Give the listing again exactly, omitting its images.
/---
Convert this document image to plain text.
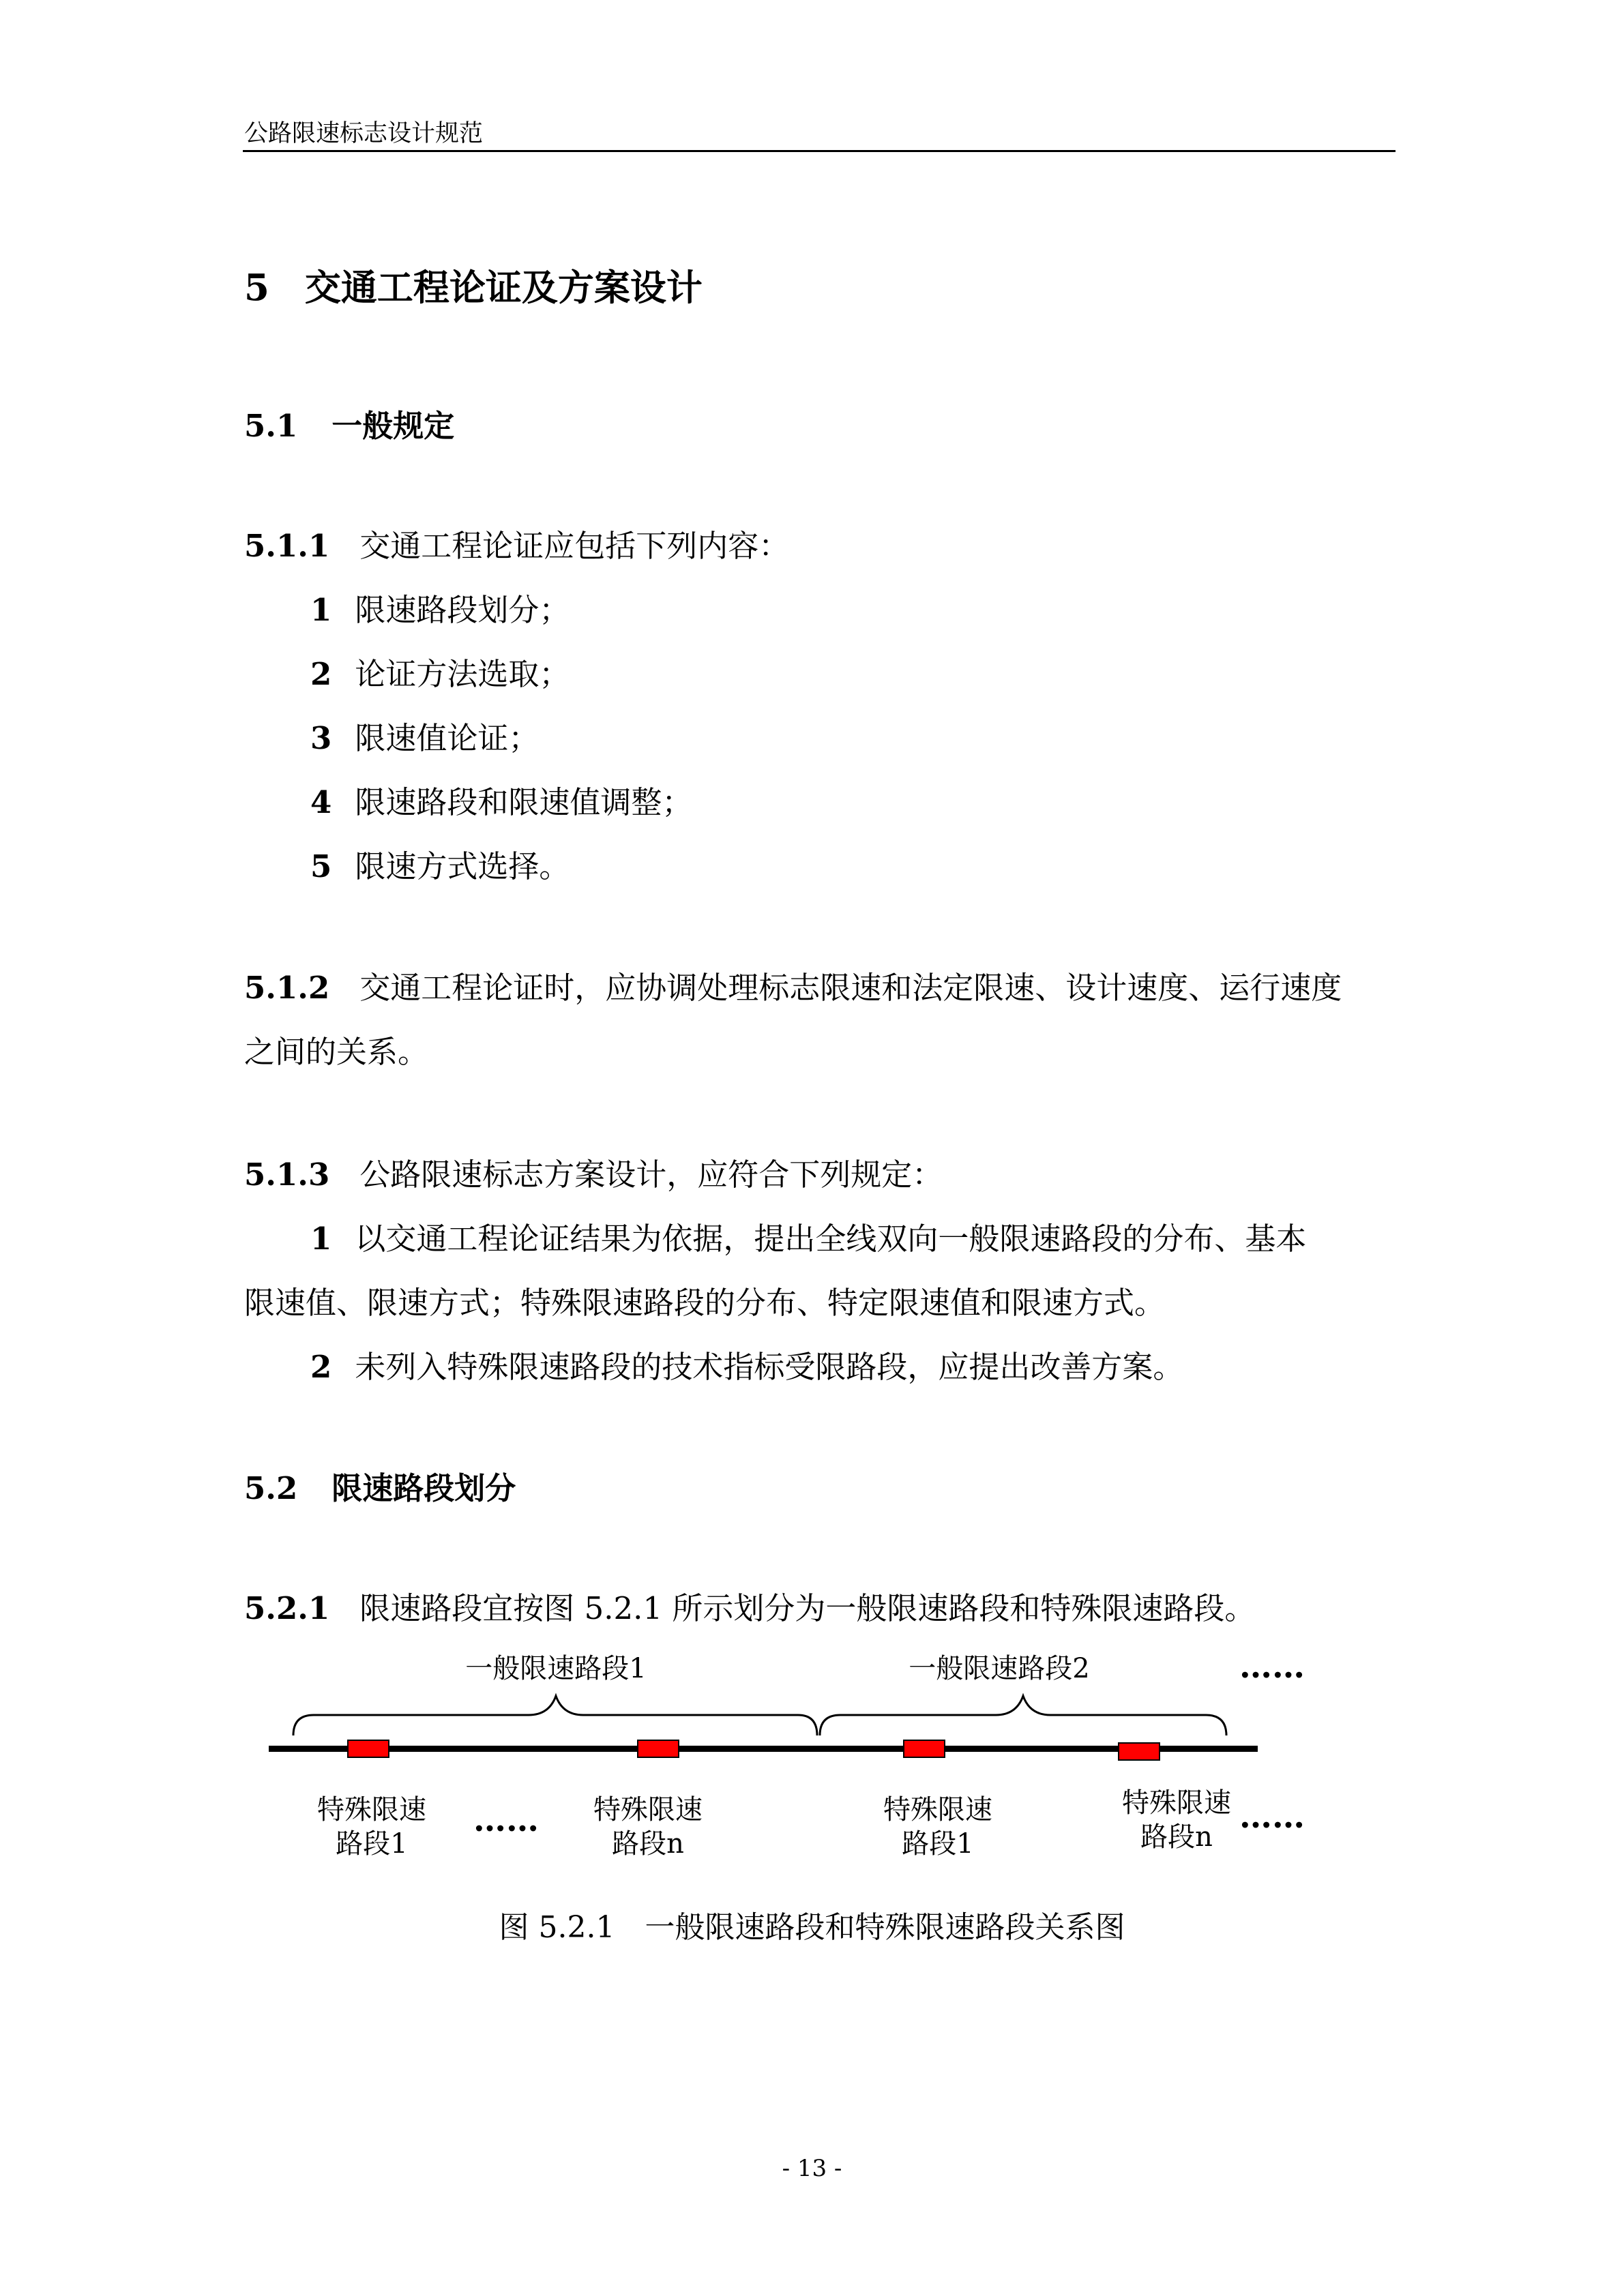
公路限速标志设计规范
5 交通工程论证及方案设计
5.1 一般规定
5.1.1 交通工程论证应包括下列内容：
1 限速路段划分；
2 论证方法选取；
3 限速值论证；
4 限速路段和限速值调整；
5 限速方式选择。
5.1.2 交通工程论证时，应协调处理标志限速和法定限速、设计速度、运行速度
之间的关系。
5.1.3 公路限速标志方案设计，应符合下列规定：
1 以交通工程论证结果为依据，提出全线双向一般限速路段的分布、基本
限速值、限速方式；特殊限速路段的分布、特定限速值和限速方式。
2 未列入特殊限速路段的技术指标受限路段，应提出改善方案。
5.2 限速路段划分
5.2.1 限速路段宜按图 5.2.1 所示划分为一般限速路段和特殊限速路段。
一般限速路段1	一般限速路段2	……
特殊限速
路段1
…… 特殊限速
路段n
特殊限速
路段1
特殊限速
路段n
……
图 5.2.1 一般限速路段和特殊限速路段关系图
- 13 -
\---
THE ANSWER
Convert this document image to plain text.
公路限速标志设计规范
5 交通工程论证及方案设计
5.1 一般规定
5.1.1 交通工程论证应包括下列内容：
1 限速路段划分；
2 论证方法选取；
3 限速值论证；
4 限速路段和限速值调整；
5 限速方式选择。
5.1.2 交通工程论证时，应协调处理标志限速和法定限速、设计速度、运行速度
之间的关系。
5.1.3 公路限速标志方案设计，应符合下列规定：
1 以交通工程论证结果为依据，提出全线双向一般限速路段的分布、基本
限速值、限速方式；特殊限速路段的分布、特定限速值和限速方式。
2 未列入特殊限速路段的技术指标受限路段，应提出改善方案。
5.2 限速路段划分
5.2.1 限速路段宜按图 5.2.1 所示划分为一般限速路段和特殊限速路段。
一般限速路段1	一般限速路段2	……
特殊限速
路段1
…… 特殊限速
路段n
特殊限速
路段1
特殊限速
路段n
……
图 5.2.1 一般限速路段和特殊限速路段关系图
- 13 -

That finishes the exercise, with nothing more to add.